=== Request ===
Determine the number of lines where "lavoro" occurs and reply with that number by itself.

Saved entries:
□ □ □
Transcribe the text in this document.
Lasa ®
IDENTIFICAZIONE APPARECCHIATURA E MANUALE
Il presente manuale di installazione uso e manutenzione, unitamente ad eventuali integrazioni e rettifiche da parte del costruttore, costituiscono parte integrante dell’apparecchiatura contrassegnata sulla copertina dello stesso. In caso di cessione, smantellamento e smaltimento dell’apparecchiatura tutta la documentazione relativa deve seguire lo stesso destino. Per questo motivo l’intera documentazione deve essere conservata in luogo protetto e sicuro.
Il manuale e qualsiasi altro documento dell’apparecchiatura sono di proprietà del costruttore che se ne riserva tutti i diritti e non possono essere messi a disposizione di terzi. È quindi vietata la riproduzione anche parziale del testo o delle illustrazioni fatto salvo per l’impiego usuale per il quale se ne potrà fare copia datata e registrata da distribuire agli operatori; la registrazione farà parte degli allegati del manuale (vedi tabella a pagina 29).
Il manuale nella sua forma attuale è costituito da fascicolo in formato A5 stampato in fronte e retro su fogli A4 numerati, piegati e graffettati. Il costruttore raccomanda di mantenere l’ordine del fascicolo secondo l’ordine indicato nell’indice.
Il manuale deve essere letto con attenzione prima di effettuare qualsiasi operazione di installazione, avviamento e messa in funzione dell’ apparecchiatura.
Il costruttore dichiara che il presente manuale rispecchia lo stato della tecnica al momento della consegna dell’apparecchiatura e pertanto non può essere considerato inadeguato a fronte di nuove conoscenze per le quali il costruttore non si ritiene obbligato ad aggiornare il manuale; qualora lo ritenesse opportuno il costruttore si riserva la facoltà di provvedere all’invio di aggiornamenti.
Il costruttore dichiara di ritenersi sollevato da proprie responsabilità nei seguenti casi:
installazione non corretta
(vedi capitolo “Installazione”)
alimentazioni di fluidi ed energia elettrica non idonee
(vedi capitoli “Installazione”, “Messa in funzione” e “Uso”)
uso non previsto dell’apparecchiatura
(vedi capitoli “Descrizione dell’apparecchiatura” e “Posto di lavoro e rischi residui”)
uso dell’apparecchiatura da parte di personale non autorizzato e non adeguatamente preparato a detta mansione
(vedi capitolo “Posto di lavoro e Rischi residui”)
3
□ □ □
=== Finished answer ===
2